Reproduce the records below exactly as given.

Entries from a dataset:
========

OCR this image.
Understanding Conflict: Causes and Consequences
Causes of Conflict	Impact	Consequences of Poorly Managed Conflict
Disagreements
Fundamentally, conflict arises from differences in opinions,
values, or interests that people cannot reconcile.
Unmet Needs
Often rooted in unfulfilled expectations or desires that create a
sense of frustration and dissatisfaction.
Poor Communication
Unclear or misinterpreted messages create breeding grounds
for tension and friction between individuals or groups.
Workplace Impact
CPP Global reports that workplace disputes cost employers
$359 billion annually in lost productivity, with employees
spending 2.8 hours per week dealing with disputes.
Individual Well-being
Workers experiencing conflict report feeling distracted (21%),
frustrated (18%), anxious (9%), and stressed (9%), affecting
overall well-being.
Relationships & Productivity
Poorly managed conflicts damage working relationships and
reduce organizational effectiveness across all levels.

========

RESPONSE TO THIS TASK:
OCR this image.
Understanding Conflict: Causes and Consequences
Causes of Conflict	Impact	Consequences of Poorly Managed Conflict
Disagreements
Fundamentally, conflict arises from differences in opinions,
values, or interests that people cannot reconcile.
Unmet Needs
Often rooted in unfulfilled expectations or desires that create a
sense of frustration and dissatisfaction.
Poor Communication
Unclear or misinterpreted messages create breeding grounds
for tension and friction between individuals or groups.
Workplace Impact
CPP Global reports that workplace disputes cost employers
$359 billion annually in lost productivity, with employees
spending 2.8 hours per week dealing with disputes.
Individual Well-being
Workers experiencing conflict report feeling distracted (21%),
frustrated (18%), anxious (9%), and stressed (9%), affecting
overall well-being.
Relationships & Productivity
Poorly managed conflicts damage working relationships and
reduce organizational effectiveness across all levels.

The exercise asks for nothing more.